*** Exercise materials ***
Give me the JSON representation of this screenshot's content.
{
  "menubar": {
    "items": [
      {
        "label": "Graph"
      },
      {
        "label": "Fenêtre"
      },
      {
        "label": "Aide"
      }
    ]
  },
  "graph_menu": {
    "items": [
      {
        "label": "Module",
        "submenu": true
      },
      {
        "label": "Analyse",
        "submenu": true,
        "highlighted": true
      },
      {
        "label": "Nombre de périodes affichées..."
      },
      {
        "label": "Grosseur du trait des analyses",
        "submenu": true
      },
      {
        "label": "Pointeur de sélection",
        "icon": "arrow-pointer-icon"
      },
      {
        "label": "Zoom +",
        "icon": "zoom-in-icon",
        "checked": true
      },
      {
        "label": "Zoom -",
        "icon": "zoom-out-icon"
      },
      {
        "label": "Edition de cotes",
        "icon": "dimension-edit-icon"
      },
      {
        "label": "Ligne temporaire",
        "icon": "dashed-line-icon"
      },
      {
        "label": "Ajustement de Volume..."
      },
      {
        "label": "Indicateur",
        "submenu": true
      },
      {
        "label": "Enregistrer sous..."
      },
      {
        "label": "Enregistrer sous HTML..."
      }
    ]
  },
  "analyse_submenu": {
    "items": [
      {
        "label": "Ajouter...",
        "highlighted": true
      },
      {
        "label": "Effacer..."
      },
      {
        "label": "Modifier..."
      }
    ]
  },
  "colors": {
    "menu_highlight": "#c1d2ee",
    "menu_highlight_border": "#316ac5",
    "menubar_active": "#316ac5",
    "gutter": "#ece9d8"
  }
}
***
■ **Required task**
Retype all the material above precisely, with no line left out.

■ **Exercise response**
Give me the JSON representation of this screenshot's content.
{
  "menubar": {
    "items": [
      {
        "label": "Graph"
      },
      {
        "label": "Fenêtre"
      },
      {
        "label": "Aide"
      }
    ]
  },
  "graph_menu": {
    "items": [
      {
        "label": "Module",
        "submenu": true
      },
      {
        "label": "Analyse",
        "submenu": true,
        "highlighted": true
      },
      {
        "label": "Nombre de périodes affichées..."
      },
      {
        "label": "Grosseur du trait des analyses",
        "submenu": true
      },
      {
        "label": "Pointeur de sélection",
        "icon": "arrow-pointer-icon"
      },
      {
        "label": "Zoom +",
        "icon": "zoom-in-icon",
        "checked": true
      },
      {
        "label": "Zoom -",
        "icon": "zoom-out-icon"
      },
      {
        "label": "Edition de cotes",
        "icon": "dimension-edit-icon"
      },
      {
        "label": "Ligne temporaire",
        "icon": "dashed-line-icon"
      },
      {
        "label": "Ajustement de Volume..."
      },
      {
        "label": "Indicateur",
        "submenu": true
      },
      {
        "label": "Enregistrer sous..."
      },
      {
        "label": "Enregistrer sous HTML..."
      }
    ]
  },
  "analyse_submenu": {
    "items": [
      {
        "label": "Ajouter...",
        "highlighted": true
      },
      {
        "label": "Effacer..."
      },
      {
        "label": "Modifier..."
      }
    ]
  },
  "colors": {
    "menu_highlight": "#c1d2ee",
    "menu_highlight_border": "#316ac5",
    "menubar_active": "#316ac5",
    "gutter": "#ece9d8"
  }
}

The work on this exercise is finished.